** Begin RAW DATA **

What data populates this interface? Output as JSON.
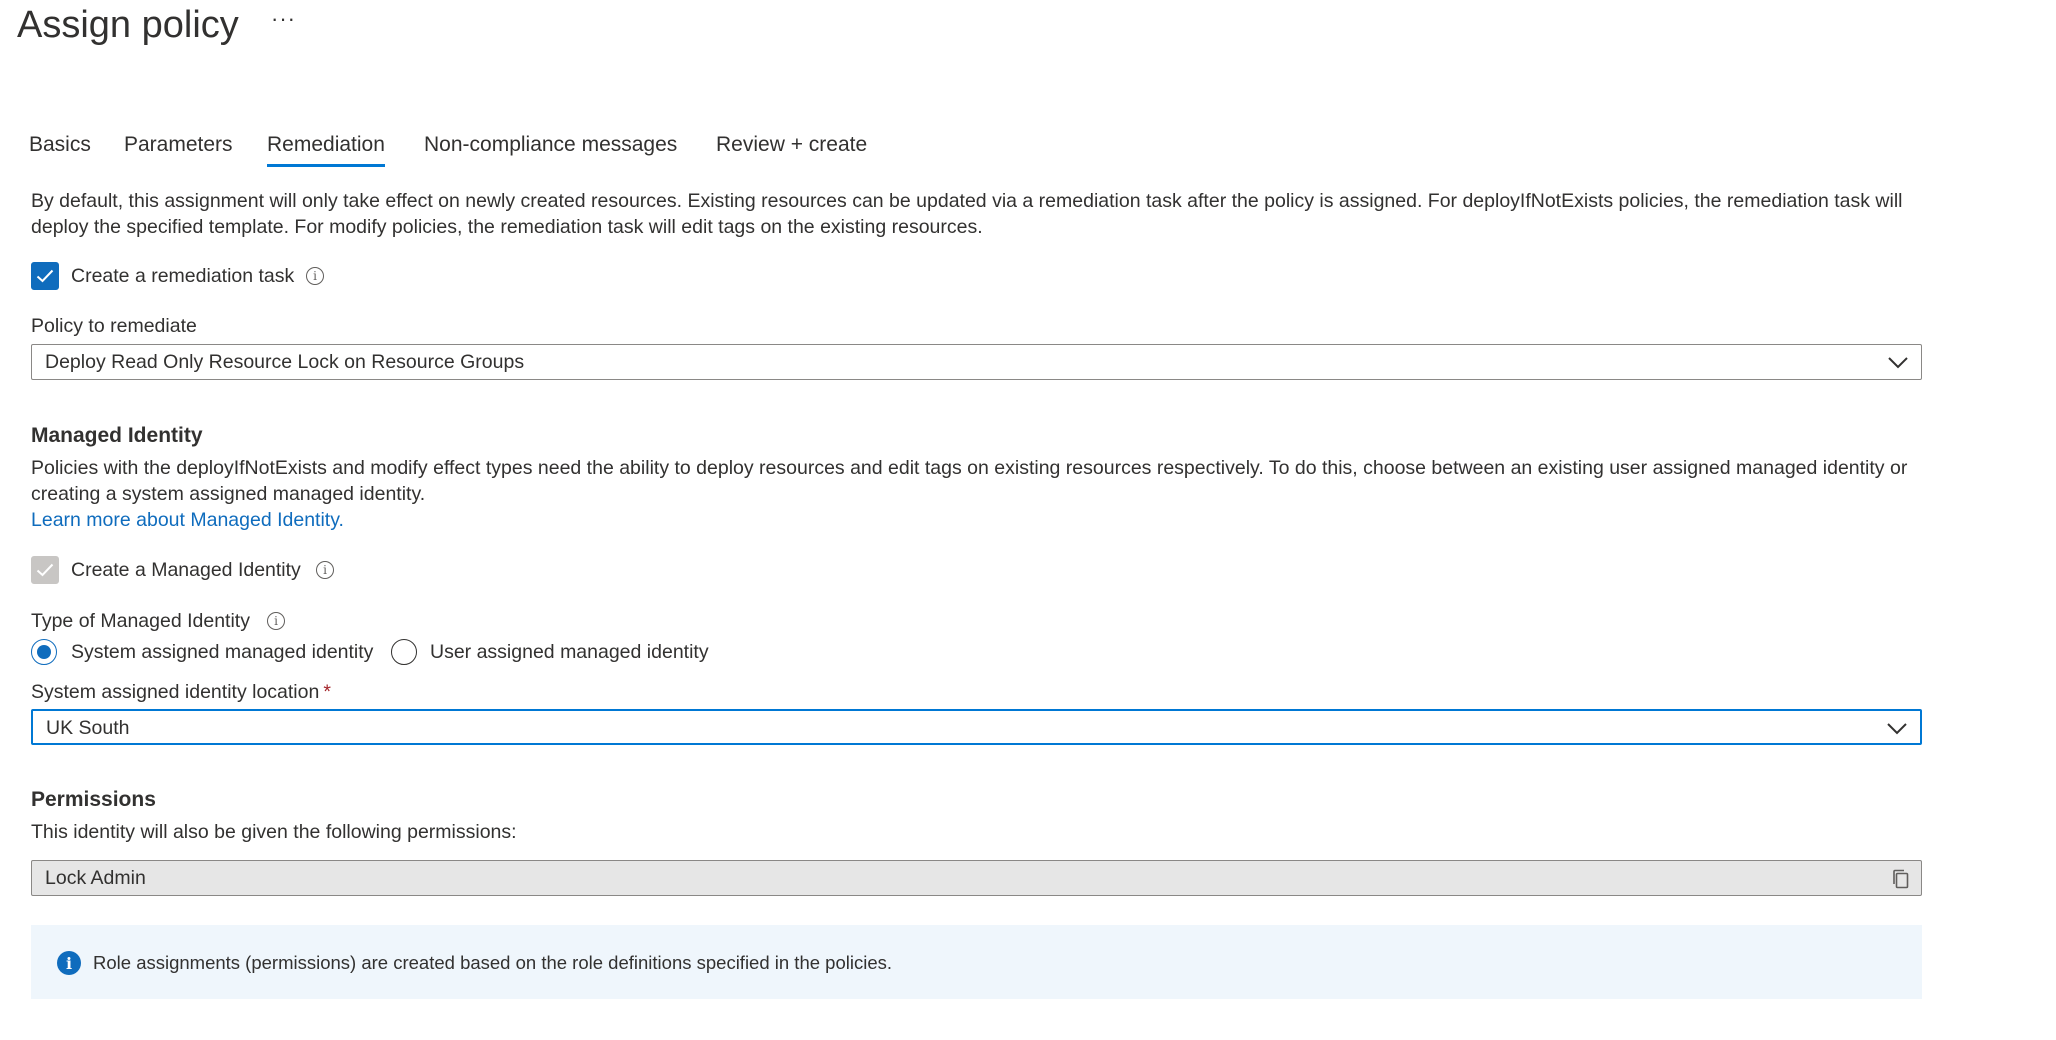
{
  "page": {
    "title": "Assign policy",
    "more_label": "···"
  },
  "tabs": [
    {
      "label": "Basics",
      "active": false
    },
    {
      "label": "Parameters",
      "active": false
    },
    {
      "label": "Remediation",
      "active": true
    },
    {
      "label": "Non-compliance messages",
      "active": false
    },
    {
      "label": "Review + create",
      "active": false
    }
  ],
  "remediation": {
    "intro_line1": "By default, this assignment will only take effect on newly created resources. Existing resources can be updated via a remediation task after the policy is assigned. For deployIfNotExists policies, the remediation task will",
    "intro_line2": "deploy the specified template. For modify policies, the remediation task will edit tags on the existing resources.",
    "create_task_label": "Create a remediation task",
    "create_task_checked": true,
    "policy_label": "Policy to remediate",
    "policy_value": "Deploy Read Only Resource Lock on Resource Groups"
  },
  "managed_identity": {
    "heading": "Managed Identity",
    "desc_line1": "Policies with the deployIfNotExists and modify effect types need the ability to deploy resources and edit tags on existing resources respectively. To do this, choose between an existing user assigned managed identity or",
    "desc_line2": "creating a system assigned managed identity.",
    "learn_more": "Learn more about Managed Identity.",
    "create_identity_label": "Create a Managed Identity",
    "create_identity_checked": true,
    "create_identity_disabled": true,
    "type_label": "Type of Managed Identity",
    "options": [
      {
        "label": "System assigned managed identity",
        "selected": true
      },
      {
        "label": "User assigned managed identity",
        "selected": false
      }
    ],
    "location_label": "System assigned identity location",
    "location_required_mark": "*",
    "location_value": "UK South"
  },
  "permissions": {
    "heading": "Permissions",
    "desc": "This identity will also be given the following permissions:",
    "value": "Lock Admin"
  },
  "info_bar": {
    "icon": "info-icon",
    "message": "Role assignments (permissions) are created based on the role definitions specified in the policies."
  },
  "colors": {
    "accent": "#0f6cbd",
    "tab_underline": "#0078d4",
    "required": "#a4262c",
    "info_bg": "#eff6fc"
  }
}
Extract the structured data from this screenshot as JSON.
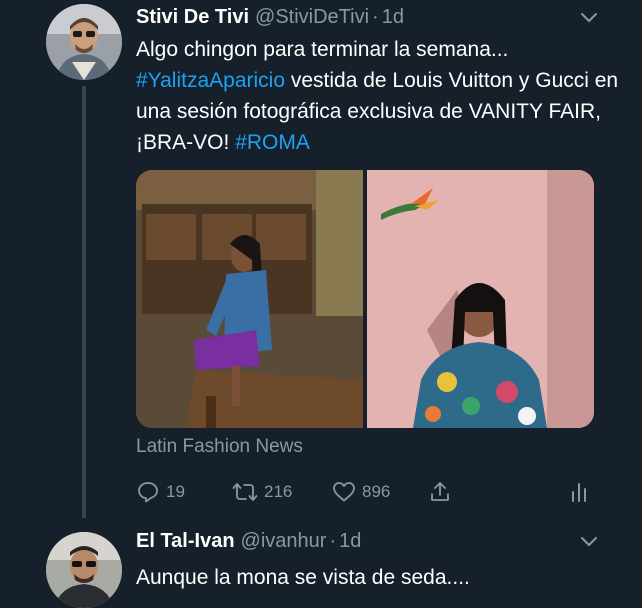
{
  "tweets": [
    {
      "display_name": "Stivi De Tivi",
      "handle": "@StiviDeTivi",
      "separator": "·",
      "time": "1d",
      "text_line1": "Algo chingon para terminar la semana...",
      "hashtag1": "#YalitzaAparicio",
      "text_after_hashtag1": " vestida de Louis Vuitton y Gucci en una sesión fotográfica exclusiva de VANITY FAIR, ¡BRA-VO! ",
      "hashtag2": "#ROMA",
      "media_source": "Latin Fashion News",
      "reply_count": "19",
      "retweet_count": "216",
      "like_count": "896"
    },
    {
      "display_name": "El Tal-Ivan",
      "handle": "@ivanhur",
      "separator": "·",
      "time": "1d",
      "text": "Aunque la mona se vista de seda...."
    }
  ],
  "colors": {
    "background": "#15202b",
    "text_primary": "#ffffff",
    "text_secondary": "#8899a6",
    "accent": "#1da1f2",
    "thread_line": "#38444d"
  },
  "icons": [
    "chevron-down-icon",
    "reply-icon",
    "retweet-icon",
    "like-icon",
    "share-icon",
    "analytics-icon"
  ]
}
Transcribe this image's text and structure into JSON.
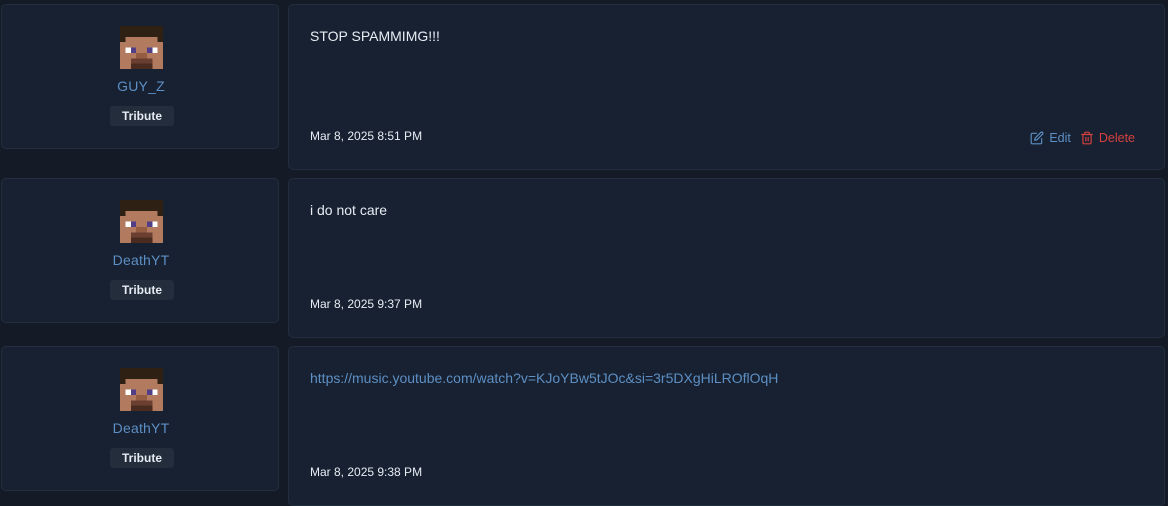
{
  "posts": [
    {
      "author": "GUY_Z",
      "rank": "Tribute",
      "avatar_icon": "minecraft-steve-avatar",
      "message": "STOP SPAMMIMG!!!",
      "timestamp": "Mar 8, 2025 8:51 PM",
      "edit_label": "Edit",
      "delete_label": "Delete"
    },
    {
      "author": "DeathYT",
      "rank": "Tribute",
      "avatar_icon": "minecraft-steve-avatar",
      "message": "i do not care",
      "timestamp": "Mar 8, 2025 9:37 PM"
    },
    {
      "author": "DeathYT",
      "rank": "Tribute",
      "avatar_icon": "minecraft-steve-avatar",
      "message": "https://music.youtube.com/watch?v=KJoYBw5tJOc&si=3r5DXgHiLROflOqH",
      "message_is_link": true,
      "timestamp": "Mar 8, 2025 9:38 PM"
    }
  ],
  "colors": {
    "page_bg": "#141b27",
    "card_bg": "#172131",
    "card_border": "#222d3d",
    "link": "#5d8fc4",
    "delete": "#d6413f",
    "text": "#e8edf4",
    "badge_bg": "#232d3c"
  },
  "icons": {
    "edit": "pencil-square-icon",
    "delete": "trash-icon"
  }
}
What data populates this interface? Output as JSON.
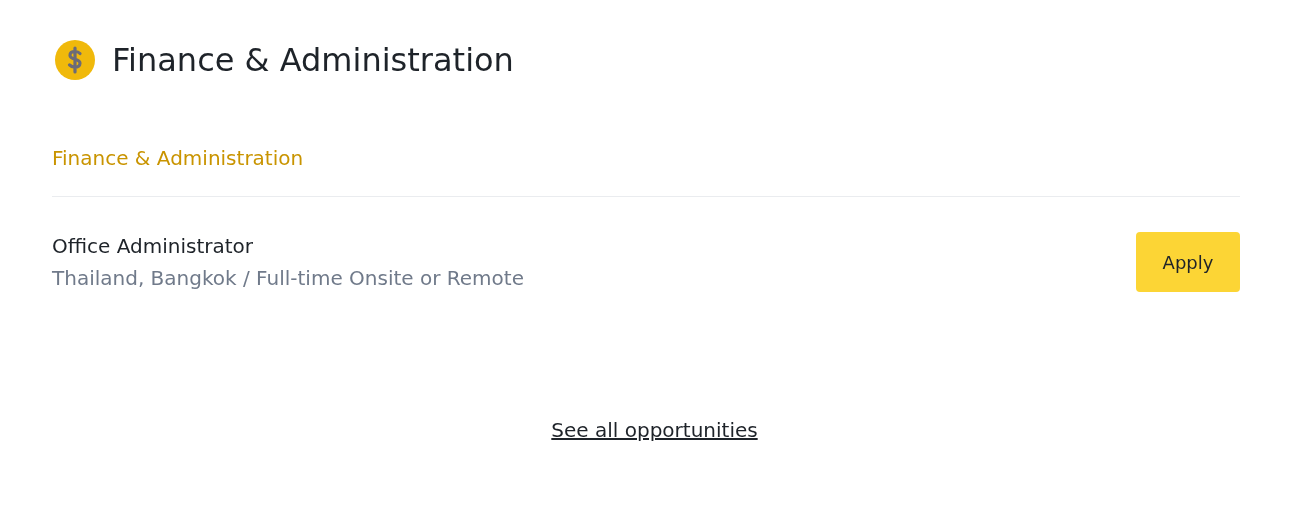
{
  "header": {
    "title": "Finance & Administration"
  },
  "category": {
    "label": "Finance & Administration"
  },
  "jobs": [
    {
      "title": "Office Administrator",
      "location": "Thailand, Bangkok / Full-time Onsite or Remote",
      "button": "Apply"
    }
  ],
  "footer_link": "See all opportunities"
}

** End RAW DATA **

▸ **WHAT IS NEEDED**
Please set down each line of the data above exactly as written, without the pictures.

▸ **OUTPUT BELOW**
What data populates this interface? Output as JSON.
{
  "page": {
    "title": "Assign policy",
    "more_label": "···"
  },
  "tabs": [
    {
      "label": "Basics",
      "active": false
    },
    {
      "label": "Parameters",
      "active": false
    },
    {
      "label": "Remediation",
      "active": true
    },
    {
      "label": "Non-compliance messages",
      "active": false
    },
    {
      "label": "Review + create",
      "active": false
    }
  ],
  "remediation": {
    "intro_line1": "By default, this assignment will only take effect on newly created resources. Existing resources can be updated via a remediation task after the policy is assigned. For deployIfNotExists policies, the remediation task will",
    "intro_line2": "deploy the specified template. For modify policies, the remediation task will edit tags on the existing resources.",
    "create_task_label": "Create a remediation task",
    "create_task_checked": true,
    "policy_label": "Policy to remediate",
    "policy_value": "Deploy Read Only Resource Lock on Resource Groups"
  },
  "managed_identity": {
    "heading": "Managed Identity",
    "desc_line1": "Policies with the deployIfNotExists and modify effect types need the ability to deploy resources and edit tags on existing resources respectively. To do this, choose between an existing user assigned managed identity or",
    "desc_line2": "creating a system assigned managed identity.",
    "learn_more": "Learn more about Managed Identity.",
    "create_identity_label": "Create a Managed Identity",
    "create_identity_checked": true,
    "create_identity_disabled": true,
    "type_label": "Type of Managed Identity",
    "options": [
      {
        "label": "System assigned managed identity",
        "selected": true
      },
      {
        "label": "User assigned managed identity",
        "selected": false
      }
    ],
    "location_label": "System assigned identity location",
    "location_required_mark": "*",
    "location_value": "UK South"
  },
  "permissions": {
    "heading": "Permissions",
    "desc": "This identity will also be given the following permissions:",
    "value": "Lock Admin"
  },
  "info_bar": {
    "icon": "info-icon",
    "message": "Role assignments (permissions) are created based on the role definitions specified in the policies."
  },
  "colors": {
    "accent": "#0f6cbd",
    "tab_underline": "#0078d4",
    "required": "#a4262c",
    "info_bg": "#eff6fc"
  }
}
Extract the structured data from this screenshot as JSON.
{
  "tweets": [
    {
      "display_name": "Stivi De Tivi",
      "handle": "@StiviDeTivi",
      "separator": "·",
      "time": "1d",
      "text_line1": "Algo chingon para terminar la semana...",
      "hashtag1": "#YalitzaAparicio",
      "text_after_hashtag1": " vestida de Louis Vuitton y Gucci en una sesión fotográfica exclusiva de VANITY FAIR, ¡BRA-VO! ",
      "hashtag2": "#ROMA",
      "media_source": "Latin Fashion News",
      "reply_count": "19",
      "retweet_count": "216",
      "like_count": "896"
    },
    {
      "display_name": "El Tal-Ivan",
      "handle": "@ivanhur",
      "separator": "·",
      "time": "1d",
      "text": "Aunque la mona se vista de seda...."
    }
  ],
  "colors": {
    "background": "#15202b",
    "text_primary": "#ffffff",
    "text_secondary": "#8899a6",
    "accent": "#1da1f2",
    "thread_line": "#38444d"
  },
  "icons": [
    "chevron-down-icon",
    "reply-icon",
    "retweet-icon",
    "like-icon",
    "share-icon",
    "analytics-icon"
  ]
}
Transcribe this image's text and structure into JSON.
{
  "posts": [
    {
      "author": "GUY_Z",
      "rank": "Tribute",
      "avatar_icon": "minecraft-steve-avatar",
      "message": "STOP SPAMMIMG!!!",
      "timestamp": "Mar 8, 2025 8:51 PM",
      "edit_label": "Edit",
      "delete_label": "Delete"
    },
    {
      "author": "DeathYT",
      "rank": "Tribute",
      "avatar_icon": "minecraft-steve-avatar",
      "message": "i do not care",
      "timestamp": "Mar 8, 2025 9:37 PM"
    },
    {
      "author": "DeathYT",
      "rank": "Tribute",
      "avatar_icon": "minecraft-steve-avatar",
      "message": "https://music.youtube.com/watch?v=KJoYBw5tJOc&si=3r5DXgHiLROflOqH",
      "message_is_link": true,
      "timestamp": "Mar 8, 2025 9:38 PM"
    }
  ],
  "colors": {
    "page_bg": "#141b27",
    "card_bg": "#172131",
    "card_border": "#222d3d",
    "link": "#5d8fc4",
    "delete": "#d6413f",
    "text": "#e8edf4",
    "badge_bg": "#232d3c"
  },
  "icons": {
    "edit": "pencil-square-icon",
    "delete": "trash-icon"
  }
}
What data populates this interface? Output as JSON.
{
  "header": {
    "title": "Finance & Administration"
  },
  "category": {
    "label": "Finance & Administration"
  },
  "jobs": [
    {
      "title": "Office Administrator",
      "location": "Thailand, Bangkok / Full-time Onsite or Remote",
      "button": "Apply"
    }
  ],
  "footer_link": "See all opportunities"
}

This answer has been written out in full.